— START Data shown —

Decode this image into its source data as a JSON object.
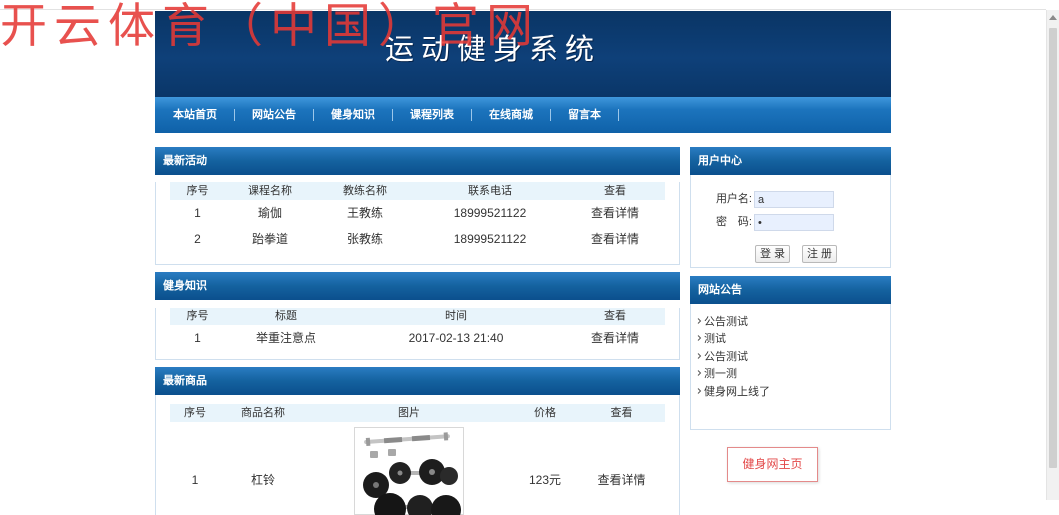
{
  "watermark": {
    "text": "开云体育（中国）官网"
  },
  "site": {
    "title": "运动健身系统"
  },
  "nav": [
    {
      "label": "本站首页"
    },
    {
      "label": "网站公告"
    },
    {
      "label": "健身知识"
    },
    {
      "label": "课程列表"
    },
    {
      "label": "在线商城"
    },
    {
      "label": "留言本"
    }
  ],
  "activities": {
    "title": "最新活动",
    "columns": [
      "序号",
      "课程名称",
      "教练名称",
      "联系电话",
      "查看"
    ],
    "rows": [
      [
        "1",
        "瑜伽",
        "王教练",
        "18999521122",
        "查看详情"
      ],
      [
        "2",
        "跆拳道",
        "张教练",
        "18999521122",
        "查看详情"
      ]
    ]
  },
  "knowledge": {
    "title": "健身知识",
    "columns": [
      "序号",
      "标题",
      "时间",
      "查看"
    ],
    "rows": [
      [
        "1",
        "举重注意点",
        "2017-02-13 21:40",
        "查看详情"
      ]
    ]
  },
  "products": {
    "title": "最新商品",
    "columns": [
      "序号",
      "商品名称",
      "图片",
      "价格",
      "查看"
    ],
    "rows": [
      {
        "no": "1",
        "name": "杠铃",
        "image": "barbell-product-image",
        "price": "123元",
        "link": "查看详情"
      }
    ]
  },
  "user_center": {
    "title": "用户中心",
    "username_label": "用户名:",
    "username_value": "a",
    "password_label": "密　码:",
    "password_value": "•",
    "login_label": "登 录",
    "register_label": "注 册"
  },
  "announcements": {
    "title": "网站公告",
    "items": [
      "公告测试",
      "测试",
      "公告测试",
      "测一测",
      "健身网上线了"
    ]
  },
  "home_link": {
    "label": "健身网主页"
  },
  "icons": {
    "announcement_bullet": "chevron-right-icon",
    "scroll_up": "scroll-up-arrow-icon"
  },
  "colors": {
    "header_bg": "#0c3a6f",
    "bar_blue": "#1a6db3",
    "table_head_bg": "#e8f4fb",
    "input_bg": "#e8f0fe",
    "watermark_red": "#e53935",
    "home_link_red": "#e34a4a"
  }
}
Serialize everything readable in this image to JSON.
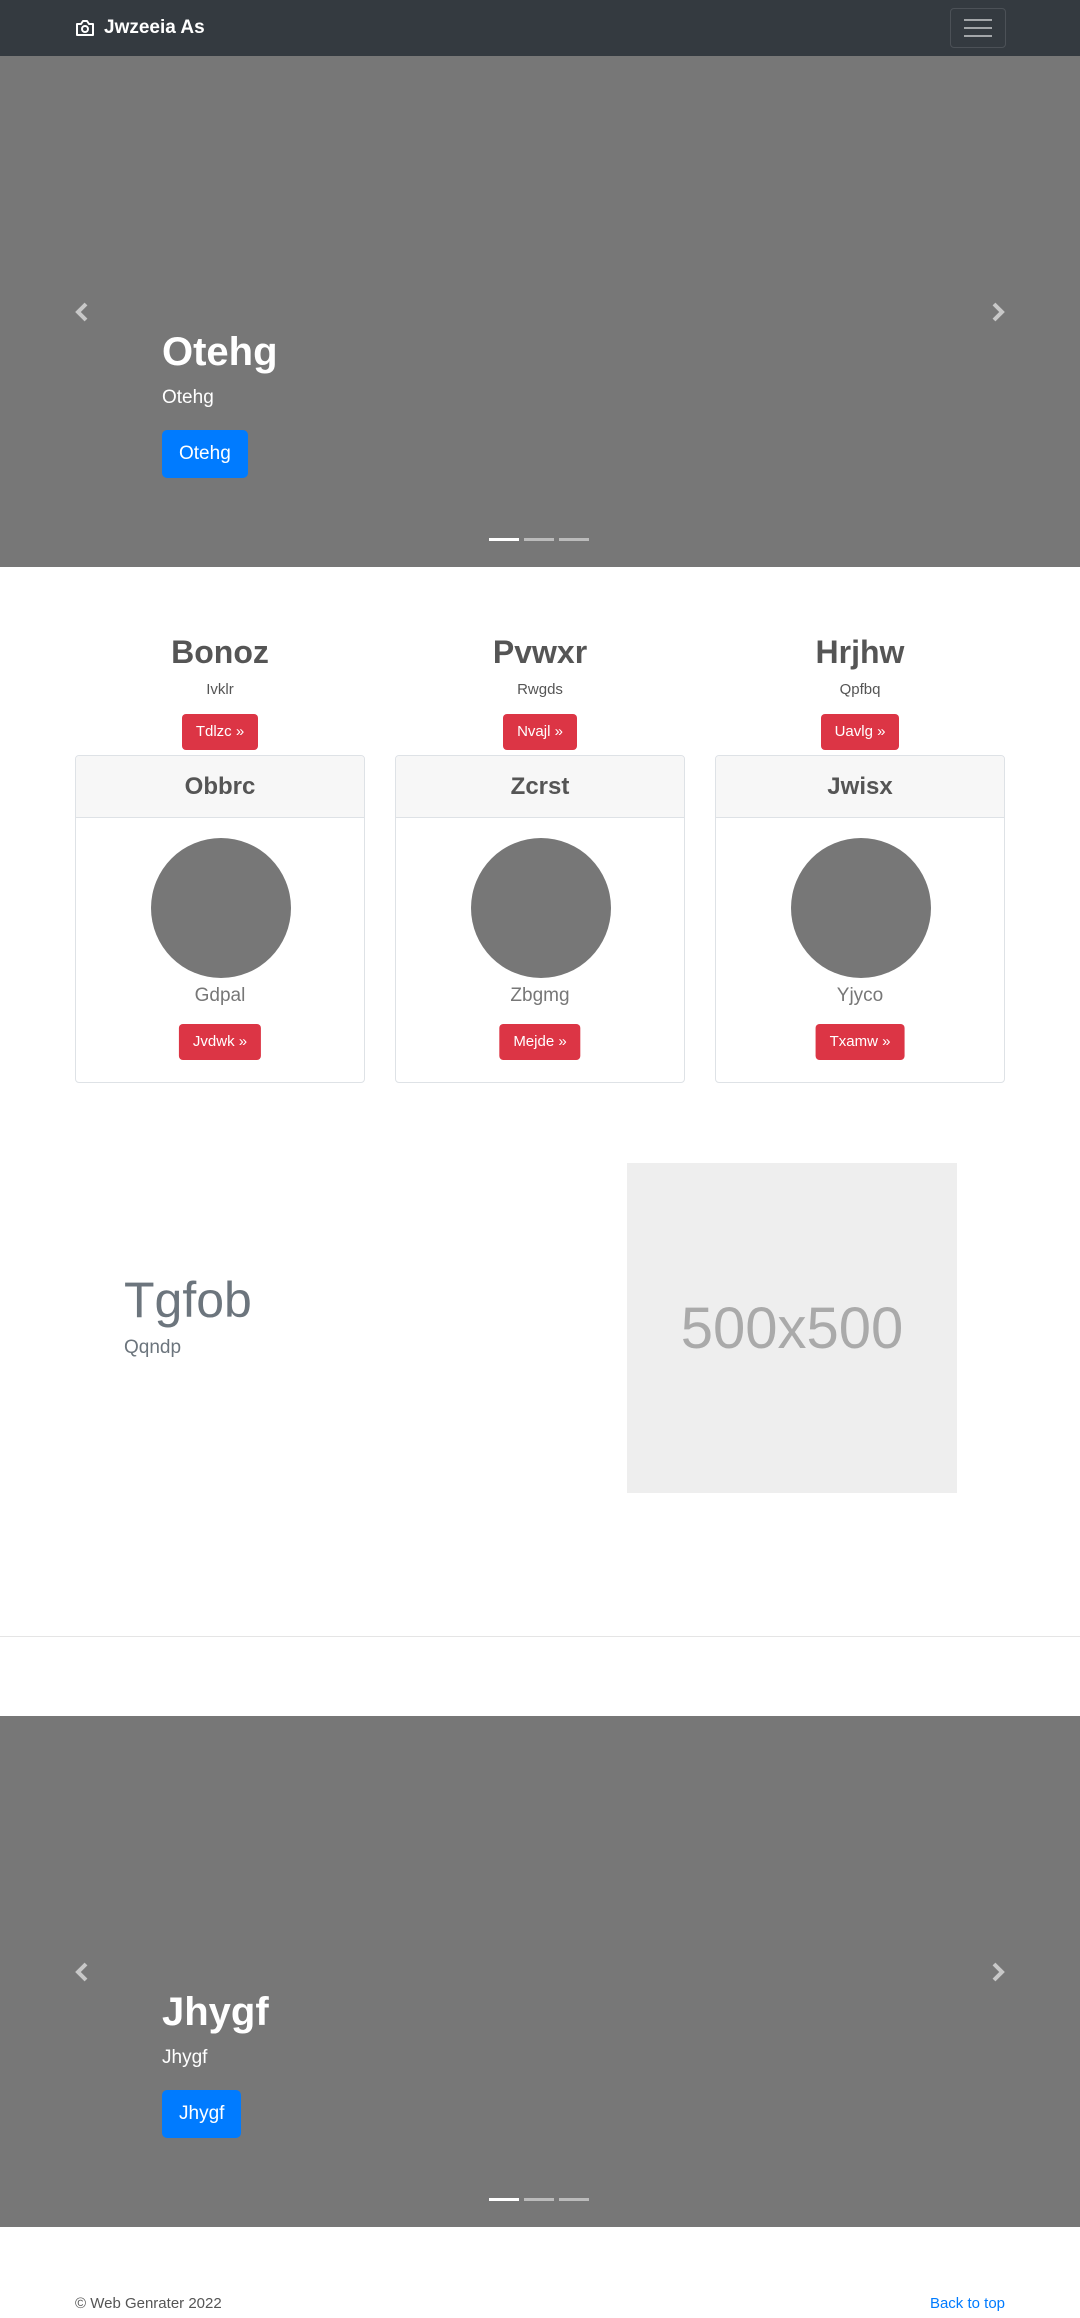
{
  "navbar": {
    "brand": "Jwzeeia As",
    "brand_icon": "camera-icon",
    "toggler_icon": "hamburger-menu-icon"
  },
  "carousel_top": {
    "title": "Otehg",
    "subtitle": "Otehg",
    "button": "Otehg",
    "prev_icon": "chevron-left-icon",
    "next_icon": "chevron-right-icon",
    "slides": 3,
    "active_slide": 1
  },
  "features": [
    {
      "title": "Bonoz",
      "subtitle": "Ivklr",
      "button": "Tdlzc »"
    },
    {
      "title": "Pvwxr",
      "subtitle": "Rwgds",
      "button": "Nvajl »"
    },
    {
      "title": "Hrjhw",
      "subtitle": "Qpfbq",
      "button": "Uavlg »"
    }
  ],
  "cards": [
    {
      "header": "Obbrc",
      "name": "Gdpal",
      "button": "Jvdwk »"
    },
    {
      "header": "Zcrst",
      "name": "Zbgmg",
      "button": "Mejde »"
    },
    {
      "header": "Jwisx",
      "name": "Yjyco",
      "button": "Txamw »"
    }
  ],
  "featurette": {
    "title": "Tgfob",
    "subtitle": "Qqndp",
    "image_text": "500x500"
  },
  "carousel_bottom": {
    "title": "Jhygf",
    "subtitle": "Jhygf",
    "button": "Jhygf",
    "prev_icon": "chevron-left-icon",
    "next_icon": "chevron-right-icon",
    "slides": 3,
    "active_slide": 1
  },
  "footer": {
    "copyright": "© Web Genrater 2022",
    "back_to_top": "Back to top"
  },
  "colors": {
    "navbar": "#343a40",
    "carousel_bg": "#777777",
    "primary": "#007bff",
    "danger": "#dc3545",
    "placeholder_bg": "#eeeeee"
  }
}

— END Data shown —

● **Task to carry out**:
All of the records above must be copied exactly, except for the pictures.

● **Response to this task**:
Decode this image into its source data as a JSON object.
{
  "watermark": {
    "text": "开云体育（中国）官网"
  },
  "site": {
    "title": "运动健身系统"
  },
  "nav": [
    {
      "label": "本站首页"
    },
    {
      "label": "网站公告"
    },
    {
      "label": "健身知识"
    },
    {
      "label": "课程列表"
    },
    {
      "label": "在线商城"
    },
    {
      "label": "留言本"
    }
  ],
  "activities": {
    "title": "最新活动",
    "columns": [
      "序号",
      "课程名称",
      "教练名称",
      "联系电话",
      "查看"
    ],
    "rows": [
      [
        "1",
        "瑜伽",
        "王教练",
        "18999521122",
        "查看详情"
      ],
      [
        "2",
        "跆拳道",
        "张教练",
        "18999521122",
        "查看详情"
      ]
    ]
  },
  "knowledge": {
    "title": "健身知识",
    "columns": [
      "序号",
      "标题",
      "时间",
      "查看"
    ],
    "rows": [
      [
        "1",
        "举重注意点",
        "2017-02-13 21:40",
        "查看详情"
      ]
    ]
  },
  "products": {
    "title": "最新商品",
    "columns": [
      "序号",
      "商品名称",
      "图片",
      "价格",
      "查看"
    ],
    "rows": [
      {
        "no": "1",
        "name": "杠铃",
        "image": "barbell-product-image",
        "price": "123元",
        "link": "查看详情"
      }
    ]
  },
  "user_center": {
    "title": "用户中心",
    "username_label": "用户名:",
    "username_value": "a",
    "password_label": "密　码:",
    "password_value": "•",
    "login_label": "登 录",
    "register_label": "注 册"
  },
  "announcements": {
    "title": "网站公告",
    "items": [
      "公告测试",
      "测试",
      "公告测试",
      "测一测",
      "健身网上线了"
    ]
  },
  "home_link": {
    "label": "健身网主页"
  },
  "icons": {
    "announcement_bullet": "chevron-right-icon",
    "scroll_up": "scroll-up-arrow-icon"
  },
  "colors": {
    "header_bg": "#0c3a6f",
    "bar_blue": "#1a6db3",
    "table_head_bg": "#e8f4fb",
    "input_bg": "#e8f0fe",
    "watermark_red": "#e53935",
    "home_link_red": "#e34a4a"
  }
}
Serialize everything readable in this image to JSON.
{
  "navbar": {
    "brand": "Jwzeeia As",
    "brand_icon": "camera-icon",
    "toggler_icon": "hamburger-menu-icon"
  },
  "carousel_top": {
    "title": "Otehg",
    "subtitle": "Otehg",
    "button": "Otehg",
    "prev_icon": "chevron-left-icon",
    "next_icon": "chevron-right-icon",
    "slides": 3,
    "active_slide": 1
  },
  "features": [
    {
      "title": "Bonoz",
      "subtitle": "Ivklr",
      "button": "Tdlzc »"
    },
    {
      "title": "Pvwxr",
      "subtitle": "Rwgds",
      "button": "Nvajl »"
    },
    {
      "title": "Hrjhw",
      "subtitle": "Qpfbq",
      "button": "Uavlg »"
    }
  ],
  "cards": [
    {
      "header": "Obbrc",
      "name": "Gdpal",
      "button": "Jvdwk »"
    },
    {
      "header": "Zcrst",
      "name": "Zbgmg",
      "button": "Mejde »"
    },
    {
      "header": "Jwisx",
      "name": "Yjyco",
      "button": "Txamw »"
    }
  ],
  "featurette": {
    "title": "Tgfob",
    "subtitle": "Qqndp",
    "image_text": "500x500"
  },
  "carousel_bottom": {
    "title": "Jhygf",
    "subtitle": "Jhygf",
    "button": "Jhygf",
    "prev_icon": "chevron-left-icon",
    "next_icon": "chevron-right-icon",
    "slides": 3,
    "active_slide": 1
  },
  "footer": {
    "copyright": "© Web Genrater 2022",
    "back_to_top": "Back to top"
  },
  "colors": {
    "navbar": "#343a40",
    "carousel_bg": "#777777",
    "primary": "#007bff",
    "danger": "#dc3545",
    "placeholder_bg": "#eeeeee"
  }
}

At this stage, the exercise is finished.